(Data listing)

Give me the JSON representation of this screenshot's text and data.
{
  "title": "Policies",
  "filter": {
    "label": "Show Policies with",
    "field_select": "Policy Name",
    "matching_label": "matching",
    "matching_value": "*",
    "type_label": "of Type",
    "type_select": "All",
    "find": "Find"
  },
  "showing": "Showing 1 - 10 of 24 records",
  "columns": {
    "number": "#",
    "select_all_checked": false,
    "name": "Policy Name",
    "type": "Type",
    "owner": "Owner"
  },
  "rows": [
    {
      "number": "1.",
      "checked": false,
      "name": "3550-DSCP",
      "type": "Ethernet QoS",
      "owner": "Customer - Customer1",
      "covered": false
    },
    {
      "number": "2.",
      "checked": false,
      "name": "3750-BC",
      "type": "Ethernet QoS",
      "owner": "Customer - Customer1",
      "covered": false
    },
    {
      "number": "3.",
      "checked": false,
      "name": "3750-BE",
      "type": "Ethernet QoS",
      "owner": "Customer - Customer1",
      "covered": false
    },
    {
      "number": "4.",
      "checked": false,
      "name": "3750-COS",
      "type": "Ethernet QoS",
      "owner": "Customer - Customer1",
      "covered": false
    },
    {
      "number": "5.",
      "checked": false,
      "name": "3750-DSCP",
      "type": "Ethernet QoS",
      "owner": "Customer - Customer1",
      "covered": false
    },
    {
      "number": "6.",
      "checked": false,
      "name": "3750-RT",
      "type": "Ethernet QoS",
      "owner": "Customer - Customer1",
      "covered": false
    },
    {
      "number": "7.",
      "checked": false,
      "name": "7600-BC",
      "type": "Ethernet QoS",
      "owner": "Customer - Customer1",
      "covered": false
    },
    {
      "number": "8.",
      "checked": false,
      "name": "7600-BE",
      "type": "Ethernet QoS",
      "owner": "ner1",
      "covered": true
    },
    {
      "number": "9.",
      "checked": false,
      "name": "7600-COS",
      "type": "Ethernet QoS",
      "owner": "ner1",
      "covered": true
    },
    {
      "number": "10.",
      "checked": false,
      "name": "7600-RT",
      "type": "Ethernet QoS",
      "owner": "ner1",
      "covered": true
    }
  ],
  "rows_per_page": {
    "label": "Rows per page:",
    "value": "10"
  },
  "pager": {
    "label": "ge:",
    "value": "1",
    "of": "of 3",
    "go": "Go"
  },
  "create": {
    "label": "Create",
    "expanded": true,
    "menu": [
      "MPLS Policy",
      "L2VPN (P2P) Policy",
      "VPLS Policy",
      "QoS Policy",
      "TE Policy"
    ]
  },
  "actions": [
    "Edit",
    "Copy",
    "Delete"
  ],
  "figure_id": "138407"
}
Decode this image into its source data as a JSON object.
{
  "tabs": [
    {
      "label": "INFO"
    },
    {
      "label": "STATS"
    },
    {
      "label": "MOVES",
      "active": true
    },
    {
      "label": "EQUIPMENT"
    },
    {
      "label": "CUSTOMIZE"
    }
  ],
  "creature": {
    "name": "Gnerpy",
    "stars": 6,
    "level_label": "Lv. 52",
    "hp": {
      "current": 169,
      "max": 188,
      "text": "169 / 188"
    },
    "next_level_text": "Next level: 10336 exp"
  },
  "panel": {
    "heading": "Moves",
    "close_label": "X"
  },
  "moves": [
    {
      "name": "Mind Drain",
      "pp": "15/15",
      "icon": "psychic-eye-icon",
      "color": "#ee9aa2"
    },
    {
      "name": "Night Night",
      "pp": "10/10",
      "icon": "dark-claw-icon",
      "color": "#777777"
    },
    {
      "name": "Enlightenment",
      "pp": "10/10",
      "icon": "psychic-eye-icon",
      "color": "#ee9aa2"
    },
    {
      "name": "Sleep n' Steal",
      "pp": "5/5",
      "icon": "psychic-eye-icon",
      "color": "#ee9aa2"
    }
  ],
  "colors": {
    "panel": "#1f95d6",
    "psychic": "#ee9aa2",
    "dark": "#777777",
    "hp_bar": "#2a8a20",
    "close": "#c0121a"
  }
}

■ JOB: Reproduce all of the records exactly.

■ PROBLEM SOLUTION:
Give me the JSON representation of this screenshot's text and data.
{
  "title": "Policies",
  "filter": {
    "label": "Show Policies with",
    "field_select": "Policy Name",
    "matching_label": "matching",
    "matching_value": "*",
    "type_label": "of Type",
    "type_select": "All",
    "find": "Find"
  },
  "showing": "Showing 1 - 10 of 24 records",
  "columns": {
    "number": "#",
    "select_all_checked": false,
    "name": "Policy Name",
    "type": "Type",
    "owner": "Owner"
  },
  "rows": [
    {
      "number": "1.",
      "checked": false,
      "name": "3550-DSCP",
      "type": "Ethernet QoS",
      "owner": "Customer - Customer1",
      "covered": false
    },
    {
      "number": "2.",
      "checked": false,
      "name": "3750-BC",
      "type": "Ethernet QoS",
      "owner": "Customer - Customer1",
      "covered": false
    },
    {
      "number": "3.",
      "checked": false,
      "name": "3750-BE",
      "type": "Ethernet QoS",
      "owner": "Customer - Customer1",
      "covered": false
    },
    {
      "number": "4.",
      "checked": false,
      "name": "3750-COS",
      "type": "Ethernet QoS",
      "owner": "Customer - Customer1",
      "covered": false
    },
    {
      "number": "5.",
      "checked": false,
      "name": "3750-DSCP",
      "type": "Ethernet QoS",
      "owner": "Customer - Customer1",
      "covered": false
    },
    {
      "number": "6.",
      "checked": false,
      "name": "3750-RT",
      "type": "Ethernet QoS",
      "owner": "Customer - Customer1",
      "covered": false
    },
    {
      "number": "7.",
      "checked": false,
      "name": "7600-BC",
      "type": "Ethernet QoS",
      "owner": "Customer - Customer1",
      "covered": false
    },
    {
      "number": "8.",
      "checked": false,
      "name": "7600-BE",
      "type": "Ethernet QoS",
      "owner": "ner1",
      "covered": true
    },
    {
      "number": "9.",
      "checked": false,
      "name": "7600-COS",
      "type": "Ethernet QoS",
      "owner": "ner1",
      "covered": true
    },
    {
      "number": "10.",
      "checked": false,
      "name": "7600-RT",
      "type": "Ethernet QoS",
      "owner": "ner1",
      "covered": true
    }
  ],
  "rows_per_page": {
    "label": "Rows per page:",
    "value": "10"
  },
  "pager": {
    "label": "ge:",
    "value": "1",
    "of": "of 3",
    "go": "Go"
  },
  "create": {
    "label": "Create",
    "expanded": true,
    "menu": [
      "MPLS Policy",
      "L2VPN (P2P) Policy",
      "VPLS Policy",
      "QoS Policy",
      "TE Policy"
    ]
  },
  "actions": [
    "Edit",
    "Copy",
    "Delete"
  ],
  "figure_id": "138407"
}
Decode this image into its source data as a JSON object.
{
  "tabs": [
    {
      "label": "INFO"
    },
    {
      "label": "STATS"
    },
    {
      "label": "MOVES",
      "active": true
    },
    {
      "label": "EQUIPMENT"
    },
    {
      "label": "CUSTOMIZE"
    }
  ],
  "creature": {
    "name": "Gnerpy",
    "stars": 6,
    "level_label": "Lv. 52",
    "hp": {
      "current": 169,
      "max": 188,
      "text": "169 / 188"
    },
    "next_level_text": "Next level: 10336 exp"
  },
  "panel": {
    "heading": "Moves",
    "close_label": "X"
  },
  "moves": [
    {
      "name": "Mind Drain",
      "pp": "15/15",
      "icon": "psychic-eye-icon",
      "color": "#ee9aa2"
    },
    {
      "name": "Night Night",
      "pp": "10/10",
      "icon": "dark-claw-icon",
      "color": "#777777"
    },
    {
      "name": "Enlightenment",
      "pp": "10/10",
      "icon": "psychic-eye-icon",
      "color": "#ee9aa2"
    },
    {
      "name": "Sleep n' Steal",
      "pp": "5/5",
      "icon": "psychic-eye-icon",
      "color": "#ee9aa2"
    }
  ],
  "colors": {
    "panel": "#1f95d6",
    "psychic": "#ee9aa2",
    "dark": "#777777",
    "hp_bar": "#2a8a20",
    "close": "#c0121a"
  }
}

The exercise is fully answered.